[Figure record extracts]
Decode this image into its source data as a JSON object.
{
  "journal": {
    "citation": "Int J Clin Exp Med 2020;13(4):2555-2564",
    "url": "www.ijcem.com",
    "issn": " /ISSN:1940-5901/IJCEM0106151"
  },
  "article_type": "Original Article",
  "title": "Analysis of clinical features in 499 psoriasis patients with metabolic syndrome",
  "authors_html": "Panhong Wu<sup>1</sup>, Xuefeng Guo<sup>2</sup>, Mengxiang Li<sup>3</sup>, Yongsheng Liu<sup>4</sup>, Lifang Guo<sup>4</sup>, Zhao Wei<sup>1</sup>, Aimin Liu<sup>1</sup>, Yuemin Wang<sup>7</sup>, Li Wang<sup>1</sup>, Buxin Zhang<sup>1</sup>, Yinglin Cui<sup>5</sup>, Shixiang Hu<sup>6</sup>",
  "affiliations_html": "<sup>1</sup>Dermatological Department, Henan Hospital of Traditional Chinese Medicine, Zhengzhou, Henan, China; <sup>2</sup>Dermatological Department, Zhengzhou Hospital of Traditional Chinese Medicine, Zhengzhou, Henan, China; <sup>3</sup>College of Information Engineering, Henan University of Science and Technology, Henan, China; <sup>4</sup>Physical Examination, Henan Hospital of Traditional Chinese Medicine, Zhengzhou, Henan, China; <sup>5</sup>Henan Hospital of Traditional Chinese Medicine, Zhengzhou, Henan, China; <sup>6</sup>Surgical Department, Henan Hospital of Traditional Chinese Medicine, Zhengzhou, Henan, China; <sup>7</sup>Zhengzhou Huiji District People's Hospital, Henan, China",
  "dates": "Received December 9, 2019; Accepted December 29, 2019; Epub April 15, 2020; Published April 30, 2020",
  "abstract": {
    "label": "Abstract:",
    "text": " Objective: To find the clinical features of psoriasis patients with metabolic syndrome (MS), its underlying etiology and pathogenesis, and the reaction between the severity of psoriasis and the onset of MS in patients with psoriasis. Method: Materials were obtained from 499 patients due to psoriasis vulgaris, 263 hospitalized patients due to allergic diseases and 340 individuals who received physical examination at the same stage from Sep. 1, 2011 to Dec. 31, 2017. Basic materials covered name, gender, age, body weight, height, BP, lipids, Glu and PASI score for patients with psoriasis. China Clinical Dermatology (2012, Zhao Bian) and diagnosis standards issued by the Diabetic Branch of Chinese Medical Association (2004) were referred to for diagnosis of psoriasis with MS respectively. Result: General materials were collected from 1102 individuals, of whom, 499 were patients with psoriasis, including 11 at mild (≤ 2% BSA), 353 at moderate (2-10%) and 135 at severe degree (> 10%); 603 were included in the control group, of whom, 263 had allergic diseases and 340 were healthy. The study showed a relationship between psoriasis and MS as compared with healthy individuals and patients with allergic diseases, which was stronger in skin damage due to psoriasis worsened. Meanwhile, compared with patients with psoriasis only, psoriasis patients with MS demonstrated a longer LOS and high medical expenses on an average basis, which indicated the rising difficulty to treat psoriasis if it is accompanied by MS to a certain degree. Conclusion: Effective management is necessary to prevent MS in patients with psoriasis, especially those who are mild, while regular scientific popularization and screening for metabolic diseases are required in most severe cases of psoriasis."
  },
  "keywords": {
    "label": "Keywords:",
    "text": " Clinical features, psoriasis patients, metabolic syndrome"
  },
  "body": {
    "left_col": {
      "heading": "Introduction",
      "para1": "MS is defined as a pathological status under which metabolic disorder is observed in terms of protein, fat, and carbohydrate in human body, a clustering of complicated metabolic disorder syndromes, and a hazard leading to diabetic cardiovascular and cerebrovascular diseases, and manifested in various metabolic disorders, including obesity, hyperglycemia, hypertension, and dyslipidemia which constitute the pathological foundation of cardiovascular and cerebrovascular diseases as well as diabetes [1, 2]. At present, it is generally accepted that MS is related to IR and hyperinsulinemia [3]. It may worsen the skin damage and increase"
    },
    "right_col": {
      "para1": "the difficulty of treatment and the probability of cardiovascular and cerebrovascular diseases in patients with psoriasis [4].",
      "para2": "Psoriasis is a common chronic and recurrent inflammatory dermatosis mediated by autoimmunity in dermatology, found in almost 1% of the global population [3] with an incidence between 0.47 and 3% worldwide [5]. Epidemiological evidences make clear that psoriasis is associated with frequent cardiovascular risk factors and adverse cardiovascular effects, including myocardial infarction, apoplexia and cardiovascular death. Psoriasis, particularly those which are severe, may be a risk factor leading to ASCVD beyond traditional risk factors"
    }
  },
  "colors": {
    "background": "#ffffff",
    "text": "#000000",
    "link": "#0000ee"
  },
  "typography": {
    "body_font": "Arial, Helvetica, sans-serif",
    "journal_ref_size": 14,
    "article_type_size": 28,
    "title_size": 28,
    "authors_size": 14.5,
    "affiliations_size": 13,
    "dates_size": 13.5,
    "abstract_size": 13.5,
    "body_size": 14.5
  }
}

==

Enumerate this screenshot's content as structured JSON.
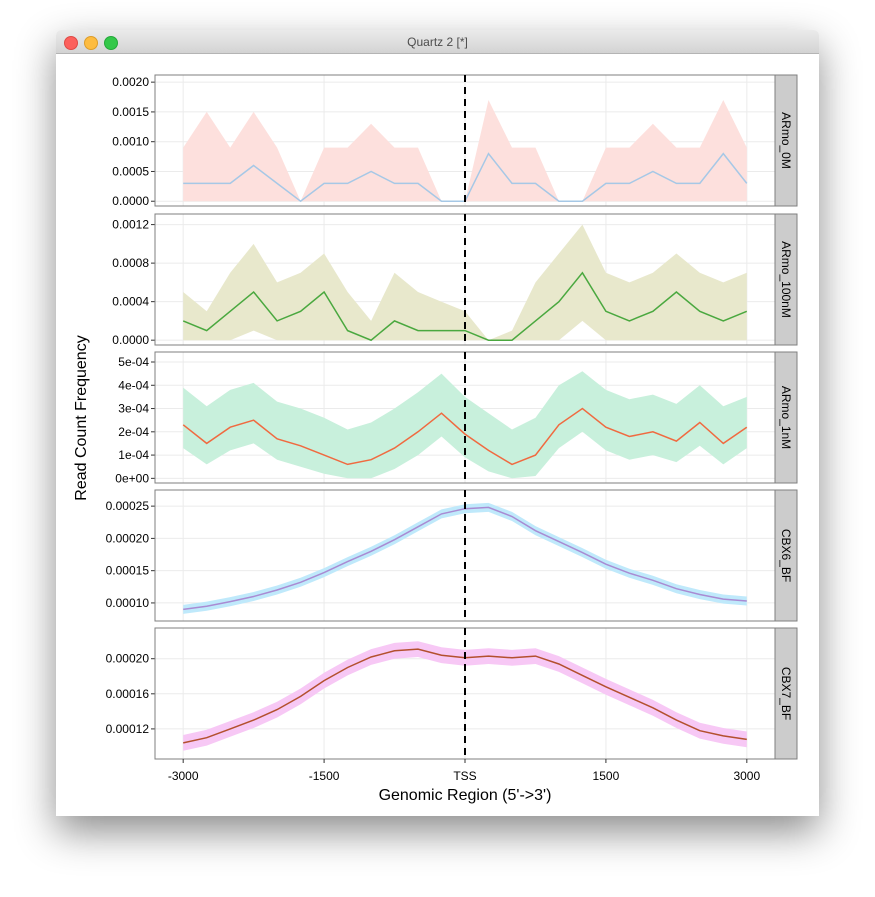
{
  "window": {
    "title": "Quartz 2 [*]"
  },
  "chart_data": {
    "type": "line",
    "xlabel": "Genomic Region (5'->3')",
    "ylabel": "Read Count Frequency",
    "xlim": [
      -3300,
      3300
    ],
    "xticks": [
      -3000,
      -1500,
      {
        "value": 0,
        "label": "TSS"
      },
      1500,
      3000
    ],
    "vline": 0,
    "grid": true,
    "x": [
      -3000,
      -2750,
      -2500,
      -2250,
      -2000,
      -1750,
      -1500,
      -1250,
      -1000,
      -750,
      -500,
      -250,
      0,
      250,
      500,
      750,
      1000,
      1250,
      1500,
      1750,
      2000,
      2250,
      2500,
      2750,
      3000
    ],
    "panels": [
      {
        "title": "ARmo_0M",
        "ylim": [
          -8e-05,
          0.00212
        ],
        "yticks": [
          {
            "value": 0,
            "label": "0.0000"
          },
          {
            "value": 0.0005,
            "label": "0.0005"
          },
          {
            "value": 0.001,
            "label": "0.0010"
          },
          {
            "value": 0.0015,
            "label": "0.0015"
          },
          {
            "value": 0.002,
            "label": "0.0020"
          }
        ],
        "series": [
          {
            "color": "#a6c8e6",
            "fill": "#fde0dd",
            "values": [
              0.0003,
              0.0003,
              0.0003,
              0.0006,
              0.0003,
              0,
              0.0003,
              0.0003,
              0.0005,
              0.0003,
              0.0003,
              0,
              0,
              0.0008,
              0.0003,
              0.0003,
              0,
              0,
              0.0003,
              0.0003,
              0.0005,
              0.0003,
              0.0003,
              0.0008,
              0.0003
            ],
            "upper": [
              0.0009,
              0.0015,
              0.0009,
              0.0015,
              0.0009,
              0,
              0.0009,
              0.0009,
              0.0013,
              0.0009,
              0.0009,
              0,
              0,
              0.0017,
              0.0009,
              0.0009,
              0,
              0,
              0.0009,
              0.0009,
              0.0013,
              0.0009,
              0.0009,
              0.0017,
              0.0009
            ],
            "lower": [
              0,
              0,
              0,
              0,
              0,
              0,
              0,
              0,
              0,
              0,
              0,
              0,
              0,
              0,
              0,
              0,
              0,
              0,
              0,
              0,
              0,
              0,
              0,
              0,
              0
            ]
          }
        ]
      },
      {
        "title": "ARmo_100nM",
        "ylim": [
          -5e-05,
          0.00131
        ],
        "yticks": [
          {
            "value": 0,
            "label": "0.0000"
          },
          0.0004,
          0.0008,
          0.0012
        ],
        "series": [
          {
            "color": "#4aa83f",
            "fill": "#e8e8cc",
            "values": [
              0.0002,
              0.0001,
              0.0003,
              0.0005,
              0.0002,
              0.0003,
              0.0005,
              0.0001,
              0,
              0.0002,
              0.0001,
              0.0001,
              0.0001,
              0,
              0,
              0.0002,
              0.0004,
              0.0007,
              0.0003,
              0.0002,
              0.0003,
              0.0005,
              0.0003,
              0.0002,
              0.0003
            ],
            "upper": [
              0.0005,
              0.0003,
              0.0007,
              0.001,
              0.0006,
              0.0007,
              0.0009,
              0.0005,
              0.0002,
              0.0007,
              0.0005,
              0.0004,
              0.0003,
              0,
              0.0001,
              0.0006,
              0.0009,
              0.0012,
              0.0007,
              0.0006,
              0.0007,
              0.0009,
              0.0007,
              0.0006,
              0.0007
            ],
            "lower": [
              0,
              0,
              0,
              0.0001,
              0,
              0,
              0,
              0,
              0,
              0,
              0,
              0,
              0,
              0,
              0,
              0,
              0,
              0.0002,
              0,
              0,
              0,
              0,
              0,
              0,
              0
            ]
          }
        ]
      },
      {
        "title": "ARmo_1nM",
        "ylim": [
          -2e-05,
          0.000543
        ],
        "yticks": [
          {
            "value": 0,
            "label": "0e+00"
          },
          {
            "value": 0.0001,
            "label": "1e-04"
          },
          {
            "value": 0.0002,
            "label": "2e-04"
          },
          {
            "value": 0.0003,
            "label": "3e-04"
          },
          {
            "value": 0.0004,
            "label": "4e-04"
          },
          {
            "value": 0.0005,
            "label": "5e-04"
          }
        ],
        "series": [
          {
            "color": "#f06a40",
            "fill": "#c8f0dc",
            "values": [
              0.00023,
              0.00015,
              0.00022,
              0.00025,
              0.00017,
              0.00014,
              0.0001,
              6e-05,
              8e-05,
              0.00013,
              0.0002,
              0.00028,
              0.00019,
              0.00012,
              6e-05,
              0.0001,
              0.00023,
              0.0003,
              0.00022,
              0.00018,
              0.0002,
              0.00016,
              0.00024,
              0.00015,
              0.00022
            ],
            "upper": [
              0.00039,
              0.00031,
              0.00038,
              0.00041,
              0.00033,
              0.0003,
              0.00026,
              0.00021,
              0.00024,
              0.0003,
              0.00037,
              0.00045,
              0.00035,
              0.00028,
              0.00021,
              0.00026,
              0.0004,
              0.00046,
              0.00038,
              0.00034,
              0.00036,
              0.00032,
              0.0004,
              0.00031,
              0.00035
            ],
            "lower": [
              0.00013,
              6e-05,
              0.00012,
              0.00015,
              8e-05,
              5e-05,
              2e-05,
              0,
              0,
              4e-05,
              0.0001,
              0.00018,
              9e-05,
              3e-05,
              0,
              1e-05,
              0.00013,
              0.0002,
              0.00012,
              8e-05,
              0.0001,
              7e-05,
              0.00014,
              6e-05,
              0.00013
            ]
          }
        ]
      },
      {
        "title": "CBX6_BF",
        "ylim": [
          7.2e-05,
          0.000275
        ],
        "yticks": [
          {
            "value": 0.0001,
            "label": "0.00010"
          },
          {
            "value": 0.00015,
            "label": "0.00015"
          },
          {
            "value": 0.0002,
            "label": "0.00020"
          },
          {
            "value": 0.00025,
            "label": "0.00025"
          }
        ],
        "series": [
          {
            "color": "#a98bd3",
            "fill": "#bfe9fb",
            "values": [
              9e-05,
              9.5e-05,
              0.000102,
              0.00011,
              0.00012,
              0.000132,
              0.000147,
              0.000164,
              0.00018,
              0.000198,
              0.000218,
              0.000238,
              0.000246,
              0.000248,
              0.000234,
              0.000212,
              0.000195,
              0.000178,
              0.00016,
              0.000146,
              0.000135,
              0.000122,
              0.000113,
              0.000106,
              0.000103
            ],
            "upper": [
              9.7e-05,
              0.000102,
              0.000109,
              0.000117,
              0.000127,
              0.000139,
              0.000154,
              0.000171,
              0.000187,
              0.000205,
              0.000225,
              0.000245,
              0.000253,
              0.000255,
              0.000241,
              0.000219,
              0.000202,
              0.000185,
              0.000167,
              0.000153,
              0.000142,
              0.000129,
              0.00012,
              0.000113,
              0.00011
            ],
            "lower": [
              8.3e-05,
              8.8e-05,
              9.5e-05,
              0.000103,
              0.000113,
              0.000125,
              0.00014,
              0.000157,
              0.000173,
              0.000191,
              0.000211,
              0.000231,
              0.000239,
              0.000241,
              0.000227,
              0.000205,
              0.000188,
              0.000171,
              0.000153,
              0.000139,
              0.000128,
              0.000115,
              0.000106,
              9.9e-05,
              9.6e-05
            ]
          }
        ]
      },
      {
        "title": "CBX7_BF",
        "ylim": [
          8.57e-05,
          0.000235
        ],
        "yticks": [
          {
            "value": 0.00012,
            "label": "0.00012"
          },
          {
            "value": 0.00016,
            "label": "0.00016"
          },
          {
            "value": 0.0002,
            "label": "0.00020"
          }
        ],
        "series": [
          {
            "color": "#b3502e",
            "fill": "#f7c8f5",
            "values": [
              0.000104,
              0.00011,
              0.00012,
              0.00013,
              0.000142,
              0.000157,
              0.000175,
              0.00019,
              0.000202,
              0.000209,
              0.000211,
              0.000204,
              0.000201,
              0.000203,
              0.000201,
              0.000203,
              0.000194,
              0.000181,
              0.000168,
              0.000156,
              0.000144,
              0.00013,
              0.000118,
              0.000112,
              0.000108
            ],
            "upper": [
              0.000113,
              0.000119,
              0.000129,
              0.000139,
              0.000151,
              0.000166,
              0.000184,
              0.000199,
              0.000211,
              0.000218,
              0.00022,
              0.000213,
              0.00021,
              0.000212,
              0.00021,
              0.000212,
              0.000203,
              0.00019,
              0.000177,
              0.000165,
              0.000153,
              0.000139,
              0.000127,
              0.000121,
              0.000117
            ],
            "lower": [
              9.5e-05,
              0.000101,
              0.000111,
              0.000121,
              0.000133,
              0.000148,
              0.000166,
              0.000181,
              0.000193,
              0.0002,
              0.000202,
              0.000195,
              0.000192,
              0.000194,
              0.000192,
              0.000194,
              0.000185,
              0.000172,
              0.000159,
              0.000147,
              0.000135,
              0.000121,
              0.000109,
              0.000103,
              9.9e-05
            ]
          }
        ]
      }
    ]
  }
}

[PROBLEM DESCRIPTION] For the string "JSON", show each line of the entries above where it occurs.

[SOLUTION TO THIS TASK]
Decode this image into its source data as a JSON object.
Enumerate this screenshot's content as structured JSON.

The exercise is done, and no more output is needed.